● EXTRACT TO READ

[Start]

April 2018 -5 minutes read

This year International Roma Day and a pivotal election in Hungarian coincide. While many Hungarian politicians are promoting racial supremacy, Roma are celebrating their cultural identity as a force to achieve equality.

On April 8, 1971, Roma advocates gathered near London to proclaim the self-determination of the Roma and the national symbols of a people who did not and do not govern a nation-state. They were too advanced, in both their courage and their ethics, for their time and for ours. They made a bold step forward with far fewer resources than we have now, and in a time of less-open societies.

We, the Roma advocates of today, still struggle to articulate anything nearly as ambitious as they did. In the grander scheme of things, they set an advanced ethical standard that other Europeans still struggle to catch up with. Their proclamation was an expression of the Roma people’s wisdom and peaceful resilience in the face of confrontation and hate, which is in stark contrast to the conflict and bloodshed that has marked European political history to the present day.

On April 8, coincidentally or not, Hungary will hold national elections. This convergence of International Roma Day and Hungarian election day gives us an opportunity to reflect on the wider argument about identity politics. Just a few days ago, Gideon Rachman of the Financial Times [paywall] analyzed politics in Hungary, among other countries, and argued that identity politics is fundamentally illiberal and dangerous, regardless of whether it comes from the left or the right of the political spectrum. Rachman’s argument, shared by other observers, is that it should be up to individuals to shape their own identities and that the best way to protect the rights of Jews and Muslims is to treat them as individual citizens with the right to equal protection under the law.

Not only does such an approach place people’s identities at odds with their citizenship, but it also neglects the responsibility of the state to protect all of the people’s rights, including the right to cultural identity, which is particularly important in the case of citizens belonging to minority cultures. There is, however, a bigger problem with this argument. It covers Hungary’s state-sponsored hatred and the Roma movement against hatred with the same blanket description of “identity-based politics.” Rachman’s argument confuses the means with the ends, and thereby overshadows a major difference: Identity politics can be used to achieve equality but also to maintain supremacy, and both strategies have nothing in common.  

Politics is a means to achieve certain ends, and in recent years Hungary’s political leaders have aimed to promote the supremacy of Hungarian and Christian identities against those of Roma and Muslims (“migrants”). The confrontational, state-funded campaigns that increase hatred toward Roma, Muslims, the European Union, and, with undertones of anti-Semitism, George Soros, have been the main manifestations of this kind of politics.

In relation to Roma, this is not only wrong but retrograde. Two decades ago, Hungary was promoted as a progressive state, especially regarding its education policy for Roma. Today, Hungary’s record is among the worst in Europe; and its substandard education practices for Roma children, alongside those of the Czech Republic and Slovakia, are under the EU’s investigation for breaches of EU laws on racial discrimination. This is part of a wider politics of supremacy across the European continent.

[End]

● GIVEN MATERIAL
[Start]

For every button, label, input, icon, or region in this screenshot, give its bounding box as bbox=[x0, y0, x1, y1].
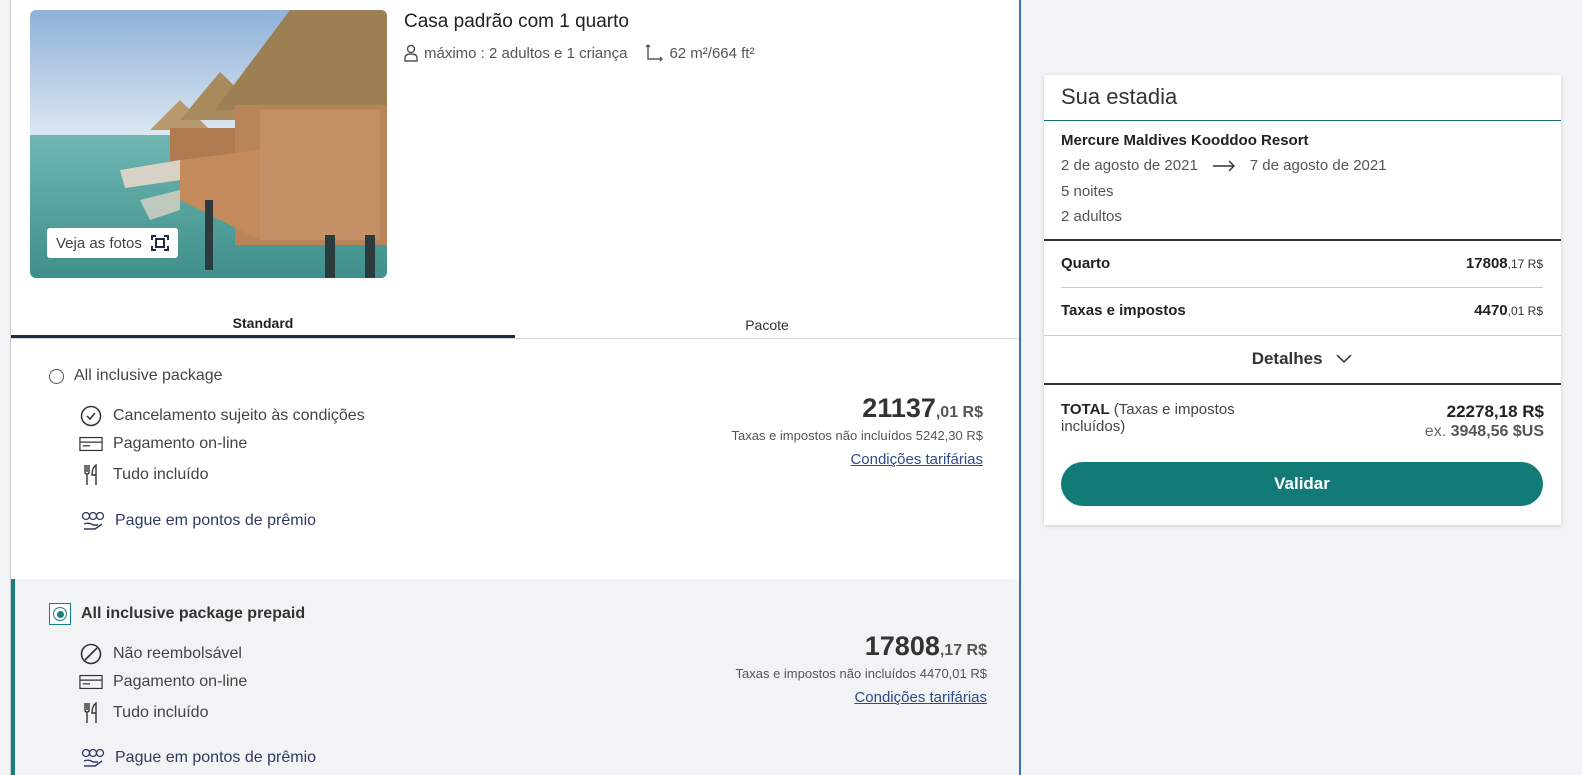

[End]

● INSTRUCTIONS FOR THE TASK
Continue the piece on International Roma Day and the Hungarian election from the point where it stops. None of the data is needed here.

● ANSWER FOR THIS EXERCISE
On the other side, since the first International Roma Congress in 1971, a date that could be considered a milestone in politics promoting Roma cultural identity and self-determination, Roma politics has aimed to achieve economic, political, and cultural equality—nothing less and nothing more than what others have already. Our “identity politics,” led by Roma and supported by our non-Roma friends and allies, has been part of a global struggle for human rights, equality, and inclusion.

With great sacrifice, and despite doubt and cynicism, our politics has shown that we can win against confrontation and supremacy. Since the last International Roma Day, we have seen important victories. In the Czech Republic, after many years of campaigning and negotiation, we have seen the historic liberation of the site of a former Nazi concentration camp in Lety, where a future memorial will serve as a reminder of what the extreme form of the politics of supremacy can do.

In Hungary, we have seen an impressive campaign that succeeded to place a memorial to Bela Puczi, a Roma who stood up to defend Hungarians against the Romanian politics of supremacy in Transylvania in the 1990s—and who was left to die homeless on the streets of Budapest in 2009, forgotten and unrecognized by the Hungarian state.

In the European Parliament, we have seen a new resolution committing its members to fight anti-Gypsyism, a specific form of racist supremacy against the Roma. In Bulgaria, we have seen a hopeful advance by the parliament toward finding policy solutions to prevent the forced eviction of more than 200,000 Roma. In central Slovakia, we have seen the far-right party of Marian Kotleba removed from power with great contributions from Roma voters and political leaders. In Albania, we have seen Roma recognized as a national minority for the first time in the country’s history.

In Germany, we have seen the launch of the European Roma Institute for Arts and Culture, which aims to increase the self-respect and self-esteem of Roma. All of these victories, and numerous others, demonstrate that Roma politics has succeeded to place self-determination and equality in harmony.

The politics of supremacy has intoxicated Hungary as well as Italy, Austria, Poland, and other European countries. However, Hungarians and other Europeans have previously demonstrated that they can also detoxify. Hungarians did it when they won against the supremacy of the Russians in 1989, and Europeans did it when they won against the supremacy of the Nazis.

April 8—both Hungary’s election day and International Roma Day—is therefore a moment to look more deeply and carefully at the role of cultural identities in the politics of supremacy and equality. This is important intellectually, but perhaps even more important for the morale of Europeans disoriented by fear, doubts, and cynicism. This day can be a reminder of possibility—if Roma, who face the worst form of supremacy, can fight it, then others living in better conditions can do even more.

This article was originally published on opensocietyfoundations.org.

Author(s)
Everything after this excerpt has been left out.